* [Your objective]: Each line should be copied exactly.

-------------------------

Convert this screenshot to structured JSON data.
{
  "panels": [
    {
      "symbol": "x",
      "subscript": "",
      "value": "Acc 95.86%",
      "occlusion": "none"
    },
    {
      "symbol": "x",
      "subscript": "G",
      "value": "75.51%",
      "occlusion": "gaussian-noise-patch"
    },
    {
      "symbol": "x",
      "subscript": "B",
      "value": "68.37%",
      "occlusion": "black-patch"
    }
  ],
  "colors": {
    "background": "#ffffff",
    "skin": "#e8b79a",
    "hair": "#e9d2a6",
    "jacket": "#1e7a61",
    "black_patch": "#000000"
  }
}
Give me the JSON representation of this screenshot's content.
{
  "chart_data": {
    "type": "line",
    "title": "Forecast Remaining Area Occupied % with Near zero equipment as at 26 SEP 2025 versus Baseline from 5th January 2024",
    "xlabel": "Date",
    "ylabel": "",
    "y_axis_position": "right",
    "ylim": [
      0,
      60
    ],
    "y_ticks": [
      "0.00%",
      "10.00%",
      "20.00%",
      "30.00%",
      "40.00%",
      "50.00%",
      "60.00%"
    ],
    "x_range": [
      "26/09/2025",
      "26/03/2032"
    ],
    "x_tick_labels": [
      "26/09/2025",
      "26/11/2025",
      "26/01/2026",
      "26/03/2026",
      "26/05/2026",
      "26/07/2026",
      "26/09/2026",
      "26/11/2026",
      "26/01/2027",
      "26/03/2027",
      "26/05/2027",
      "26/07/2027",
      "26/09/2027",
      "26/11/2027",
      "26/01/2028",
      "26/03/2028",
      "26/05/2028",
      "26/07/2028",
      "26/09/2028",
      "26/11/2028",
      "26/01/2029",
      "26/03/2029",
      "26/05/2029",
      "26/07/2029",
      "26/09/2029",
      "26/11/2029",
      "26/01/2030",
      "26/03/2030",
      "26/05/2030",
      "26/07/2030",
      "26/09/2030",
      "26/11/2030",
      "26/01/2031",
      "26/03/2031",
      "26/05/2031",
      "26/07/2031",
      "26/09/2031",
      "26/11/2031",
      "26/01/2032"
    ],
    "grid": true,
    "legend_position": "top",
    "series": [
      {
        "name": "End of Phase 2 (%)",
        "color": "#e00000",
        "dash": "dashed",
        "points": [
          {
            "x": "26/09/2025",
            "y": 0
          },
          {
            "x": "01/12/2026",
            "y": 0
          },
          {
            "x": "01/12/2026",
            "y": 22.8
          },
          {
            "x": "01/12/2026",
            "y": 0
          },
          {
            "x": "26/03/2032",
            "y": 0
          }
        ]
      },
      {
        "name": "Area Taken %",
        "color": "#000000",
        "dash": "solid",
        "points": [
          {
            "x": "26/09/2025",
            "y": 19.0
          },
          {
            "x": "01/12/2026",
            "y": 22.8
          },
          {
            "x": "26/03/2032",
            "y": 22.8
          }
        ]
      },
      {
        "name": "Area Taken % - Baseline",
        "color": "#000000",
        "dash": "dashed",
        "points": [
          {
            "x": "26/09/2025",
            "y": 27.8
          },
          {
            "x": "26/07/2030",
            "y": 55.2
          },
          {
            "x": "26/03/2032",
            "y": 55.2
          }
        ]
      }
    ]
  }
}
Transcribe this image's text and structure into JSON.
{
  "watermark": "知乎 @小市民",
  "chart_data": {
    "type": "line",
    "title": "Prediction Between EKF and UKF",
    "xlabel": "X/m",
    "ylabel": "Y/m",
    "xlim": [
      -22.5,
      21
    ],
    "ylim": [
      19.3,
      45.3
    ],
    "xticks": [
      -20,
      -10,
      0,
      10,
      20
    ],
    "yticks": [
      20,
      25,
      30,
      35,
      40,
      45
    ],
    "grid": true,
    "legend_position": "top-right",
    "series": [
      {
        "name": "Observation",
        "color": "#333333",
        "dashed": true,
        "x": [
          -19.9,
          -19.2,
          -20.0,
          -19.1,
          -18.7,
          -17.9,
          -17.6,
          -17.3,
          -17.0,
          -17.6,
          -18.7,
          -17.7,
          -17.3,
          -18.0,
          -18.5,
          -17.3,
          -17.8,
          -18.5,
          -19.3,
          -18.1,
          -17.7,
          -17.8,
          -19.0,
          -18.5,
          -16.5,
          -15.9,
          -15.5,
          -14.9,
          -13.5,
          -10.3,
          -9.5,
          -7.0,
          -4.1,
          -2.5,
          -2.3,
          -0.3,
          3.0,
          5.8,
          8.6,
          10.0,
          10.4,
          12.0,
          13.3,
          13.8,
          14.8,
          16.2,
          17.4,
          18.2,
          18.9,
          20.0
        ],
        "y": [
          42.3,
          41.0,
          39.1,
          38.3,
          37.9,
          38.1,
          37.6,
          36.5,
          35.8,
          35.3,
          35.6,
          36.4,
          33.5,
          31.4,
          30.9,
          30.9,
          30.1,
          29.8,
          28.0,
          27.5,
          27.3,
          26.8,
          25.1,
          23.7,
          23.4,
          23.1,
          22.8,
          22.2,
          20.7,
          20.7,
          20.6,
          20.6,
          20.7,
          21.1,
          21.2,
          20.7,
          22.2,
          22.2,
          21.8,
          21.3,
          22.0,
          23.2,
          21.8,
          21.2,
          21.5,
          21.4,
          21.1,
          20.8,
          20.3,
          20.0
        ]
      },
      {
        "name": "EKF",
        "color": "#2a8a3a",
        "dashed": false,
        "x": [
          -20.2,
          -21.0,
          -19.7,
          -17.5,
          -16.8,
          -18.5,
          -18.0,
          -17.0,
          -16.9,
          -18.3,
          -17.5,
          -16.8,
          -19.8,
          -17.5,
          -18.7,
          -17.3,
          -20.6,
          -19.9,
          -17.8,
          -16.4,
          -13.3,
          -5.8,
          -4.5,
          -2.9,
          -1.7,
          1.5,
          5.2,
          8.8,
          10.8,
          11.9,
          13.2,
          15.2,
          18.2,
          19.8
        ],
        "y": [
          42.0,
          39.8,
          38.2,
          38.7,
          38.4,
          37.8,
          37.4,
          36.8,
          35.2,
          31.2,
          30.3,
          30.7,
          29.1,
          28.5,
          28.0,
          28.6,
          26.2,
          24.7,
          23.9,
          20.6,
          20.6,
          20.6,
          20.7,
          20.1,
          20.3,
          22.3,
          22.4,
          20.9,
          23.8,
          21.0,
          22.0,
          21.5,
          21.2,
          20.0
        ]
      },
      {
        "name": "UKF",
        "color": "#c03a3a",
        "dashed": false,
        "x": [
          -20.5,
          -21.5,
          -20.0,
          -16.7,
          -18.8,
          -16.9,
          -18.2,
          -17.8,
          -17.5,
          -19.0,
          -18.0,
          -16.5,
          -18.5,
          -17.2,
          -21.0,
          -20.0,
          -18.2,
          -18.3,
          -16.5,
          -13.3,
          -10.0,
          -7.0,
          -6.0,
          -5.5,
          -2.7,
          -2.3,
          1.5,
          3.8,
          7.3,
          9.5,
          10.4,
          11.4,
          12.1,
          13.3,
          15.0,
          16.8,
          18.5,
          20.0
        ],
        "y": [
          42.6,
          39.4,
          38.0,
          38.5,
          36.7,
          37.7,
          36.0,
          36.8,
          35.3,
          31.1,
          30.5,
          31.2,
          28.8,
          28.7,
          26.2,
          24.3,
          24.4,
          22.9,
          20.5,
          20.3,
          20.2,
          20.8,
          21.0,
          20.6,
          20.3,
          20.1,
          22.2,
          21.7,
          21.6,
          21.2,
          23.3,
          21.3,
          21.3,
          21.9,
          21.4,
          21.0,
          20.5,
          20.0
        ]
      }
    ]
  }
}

-------------------------

* [Answer to the task]:
Convert this screenshot to structured JSON data.
{
  "panels": [
    {
      "symbol": "x",
      "subscript": "",
      "value": "Acc 95.86%",
      "occlusion": "none"
    },
    {
      "symbol": "x",
      "subscript": "G",
      "value": "75.51%",
      "occlusion": "gaussian-noise-patch"
    },
    {
      "symbol": "x",
      "subscript": "B",
      "value": "68.37%",
      "occlusion": "black-patch"
    }
  ],
  "colors": {
    "background": "#ffffff",
    "skin": "#e8b79a",
    "hair": "#e9d2a6",
    "jacket": "#1e7a61",
    "black_patch": "#000000"
  }
}
Give me the JSON representation of this screenshot's content.
{
  "chart_data": {
    "type": "line",
    "title": "Forecast Remaining Area Occupied % with Near zero equipment as at 26 SEP 2025 versus Baseline from 5th January 2024",
    "xlabel": "Date",
    "ylabel": "",
    "y_axis_position": "right",
    "ylim": [
      0,
      60
    ],
    "y_ticks": [
      "0.00%",
      "10.00%",
      "20.00%",
      "30.00%",
      "40.00%",
      "50.00%",
      "60.00%"
    ],
    "x_range": [
      "26/09/2025",
      "26/03/2032"
    ],
    "x_tick_labels": [
      "26/09/2025",
      "26/11/2025",
      "26/01/2026",
      "26/03/2026",
      "26/05/2026",
      "26/07/2026",
      "26/09/2026",
      "26/11/2026",
      "26/01/2027",
      "26/03/2027",
      "26/05/2027",
      "26/07/2027",
      "26/09/2027",
      "26/11/2027",
      "26/01/2028",
      "26/03/2028",
      "26/05/2028",
      "26/07/2028",
      "26/09/2028",
      "26/11/2028",
      "26/01/2029",
      "26/03/2029",
      "26/05/2029",
      "26/07/2029",
      "26/09/2029",
      "26/11/2029",
      "26/01/2030",
      "26/03/2030",
      "26/05/2030",
      "26/07/2030",
      "26/09/2030",
      "26/11/2030",
      "26/01/2031",
      "26/03/2031",
      "26/05/2031",
      "26/07/2031",
      "26/09/2031",
      "26/11/2031",
      "26/01/2032"
    ],
    "grid": true,
    "legend_position": "top",
    "series": [
      {
        "name": "End of Phase 2 (%)",
        "color": "#e00000",
        "dash": "dashed",
        "points": [
          {
            "x": "26/09/2025",
            "y": 0
          },
          {
            "x": "01/12/2026",
            "y": 0
          },
          {
            "x": "01/12/2026",
            "y": 22.8
          },
          {
            "x": "01/12/2026",
            "y": 0
          },
          {
            "x": "26/03/2032",
            "y": 0
          }
        ]
      },
      {
        "name": "Area Taken %",
        "color": "#000000",
        "dash": "solid",
        "points": [
          {
            "x": "26/09/2025",
            "y": 19.0
          },
          {
            "x": "01/12/2026",
            "y": 22.8
          },
          {
            "x": "26/03/2032",
            "y": 22.8
          }
        ]
      },
      {
        "name": "Area Taken % - Baseline",
        "color": "#000000",
        "dash": "dashed",
        "points": [
          {
            "x": "26/09/2025",
            "y": 27.8
          },
          {
            "x": "26/07/2030",
            "y": 55.2
          },
          {
            "x": "26/03/2032",
            "y": 55.2
          }
        ]
      }
    ]
  }
}
Transcribe this image's text and structure into JSON.
{
  "watermark": "知乎 @小市民",
  "chart_data": {
    "type": "line",
    "title": "Prediction Between EKF and UKF",
    "xlabel": "X/m",
    "ylabel": "Y/m",
    "xlim": [
      -22.5,
      21
    ],
    "ylim": [
      19.3,
      45.3
    ],
    "xticks": [
      -20,
      -10,
      0,
      10,
      20
    ],
    "yticks": [
      20,
      25,
      30,
      35,
      40,
      45
    ],
    "grid": true,
    "legend_position": "top-right",
    "series": [
      {
        "name": "Observation",
        "color": "#333333",
        "dashed": true,
        "x": [
          -19.9,
          -19.2,
          -20.0,
          -19.1,
          -18.7,
          -17.9,
          -17.6,
          -17.3,
          -17.0,
          -17.6,
          -18.7,
          -17.7,
          -17.3,
          -18.0,
          -18.5,
          -17.3,
          -17.8,
          -18.5,
          -19.3,
          -18.1,
          -17.7,
          -17.8,
          -19.0,
          -18.5,
          -16.5,
          -15.9,
          -15.5,
          -14.9,
          -13.5,
          -10.3,
          -9.5,
          -7.0,
          -4.1,
          -2.5,
          -2.3,
          -0.3,
          3.0,
          5.8,
          8.6,
          10.0,
          10.4,
          12.0,
          13.3,
          13.8,
          14.8,
          16.2,
          17.4,
          18.2,
          18.9,
          20.0
        ],
        "y": [
          42.3,
          41.0,
          39.1,
          38.3,
          37.9,
          38.1,
          37.6,
          36.5,
          35.8,
          35.3,
          35.6,
          36.4,
          33.5,
          31.4,
          30.9,
          30.9,
          30.1,
          29.8,
          28.0,
          27.5,
          27.3,
          26.8,
          25.1,
          23.7,
          23.4,
          23.1,
          22.8,
          22.2,
          20.7,
          20.7,
          20.6,
          20.6,
          20.7,
          21.1,
          21.2,
          20.7,
          22.2,
          22.2,
          21.8,
          21.3,
          22.0,
          23.2,
          21.8,
          21.2,
          21.5,
          21.4,
          21.1,
          20.8,
          20.3,
          20.0
        ]
      },
      {
        "name": "EKF",
        "color": "#2a8a3a",
        "dashed": false,
        "x": [
          -20.2,
          -21.0,
          -19.7,
          -17.5,
          -16.8,
          -18.5,
          -18.0,
          -17.0,
          -16.9,
          -18.3,
          -17.5,
          -16.8,
          -19.8,
          -17.5,
          -18.7,
          -17.3,
          -20.6,
          -19.9,
          -17.8,
          -16.4,
          -13.3,
          -5.8,
          -4.5,
          -2.9,
          -1.7,
          1.5,
          5.2,
          8.8,
          10.8,
          11.9,
          13.2,
          15.2,
          18.2,
          19.8
        ],
        "y": [
          42.0,
          39.8,
          38.2,
          38.7,
          38.4,
          37.8,
          37.4,
          36.8,
          35.2,
          31.2,
          30.3,
          30.7,
          29.1,
          28.5,
          28.0,
          28.6,
          26.2,
          24.7,
          23.9,
          20.6,
          20.6,
          20.6,
          20.7,
          20.1,
          20.3,
          22.3,
          22.4,
          20.9,
          23.8,
          21.0,
          22.0,
          21.5,
          21.2,
          20.0
        ]
      },
      {
        "name": "UKF",
        "color": "#c03a3a",
        "dashed": false,
        "x": [
          -20.5,
          -21.5,
          -20.0,
          -16.7,
          -18.8,
          -16.9,
          -18.2,
          -17.8,
          -17.5,
          -19.0,
          -18.0,
          -16.5,
          -18.5,
          -17.2,
          -21.0,
          -20.0,
          -18.2,
          -18.3,
          -16.5,
          -13.3,
          -10.0,
          -7.0,
          -6.0,
          -5.5,
          -2.7,
          -2.3,
          1.5,
          3.8,
          7.3,
          9.5,
          10.4,
          11.4,
          12.1,
          13.3,
          15.0,
          16.8,
          18.5,
          20.0
        ],
        "y": [
          42.6,
          39.4,
          38.0,
          38.5,
          36.7,
          37.7,
          36.0,
          36.8,
          35.3,
          31.1,
          30.5,
          31.2,
          28.8,
          28.7,
          26.2,
          24.3,
          24.4,
          22.9,
          20.5,
          20.3,
          20.2,
          20.8,
          21.0,
          20.6,
          20.3,
          20.1,
          22.2,
          21.7,
          21.6,
          21.2,
          23.3,
          21.3,
          21.3,
          21.9,
          21.4,
          21.0,
          20.5,
          20.0
        ]
      }
    ]
  }
}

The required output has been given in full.